**Exercise brief**
Work out how many lines have "this" in them. Give only that number.

Saved data entries
==*==

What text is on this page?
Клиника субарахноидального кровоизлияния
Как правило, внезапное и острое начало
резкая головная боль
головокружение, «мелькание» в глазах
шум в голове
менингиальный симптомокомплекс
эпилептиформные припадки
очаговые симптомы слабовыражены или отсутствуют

==*==

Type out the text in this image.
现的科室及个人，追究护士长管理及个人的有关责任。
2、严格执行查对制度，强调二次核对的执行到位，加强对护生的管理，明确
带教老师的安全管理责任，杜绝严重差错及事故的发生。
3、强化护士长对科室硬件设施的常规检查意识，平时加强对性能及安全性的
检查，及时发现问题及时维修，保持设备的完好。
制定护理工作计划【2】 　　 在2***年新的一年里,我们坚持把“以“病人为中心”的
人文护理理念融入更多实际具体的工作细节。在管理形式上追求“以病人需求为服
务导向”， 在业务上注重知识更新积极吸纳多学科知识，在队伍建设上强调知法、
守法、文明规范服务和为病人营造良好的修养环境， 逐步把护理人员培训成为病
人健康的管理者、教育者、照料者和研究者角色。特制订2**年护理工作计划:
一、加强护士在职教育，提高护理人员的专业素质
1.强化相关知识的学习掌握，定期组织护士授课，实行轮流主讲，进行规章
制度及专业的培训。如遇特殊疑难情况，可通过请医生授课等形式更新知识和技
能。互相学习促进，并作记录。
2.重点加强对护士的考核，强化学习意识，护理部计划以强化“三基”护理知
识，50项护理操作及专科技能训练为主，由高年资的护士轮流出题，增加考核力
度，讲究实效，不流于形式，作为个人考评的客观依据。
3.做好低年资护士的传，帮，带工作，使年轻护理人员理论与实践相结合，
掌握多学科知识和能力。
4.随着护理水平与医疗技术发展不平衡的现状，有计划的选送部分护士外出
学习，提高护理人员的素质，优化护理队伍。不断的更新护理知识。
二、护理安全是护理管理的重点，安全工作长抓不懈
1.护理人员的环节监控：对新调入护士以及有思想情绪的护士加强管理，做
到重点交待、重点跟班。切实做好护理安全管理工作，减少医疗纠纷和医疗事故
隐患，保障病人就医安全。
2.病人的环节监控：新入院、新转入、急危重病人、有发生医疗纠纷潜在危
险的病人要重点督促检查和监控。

==*==

**Exercise answer**
2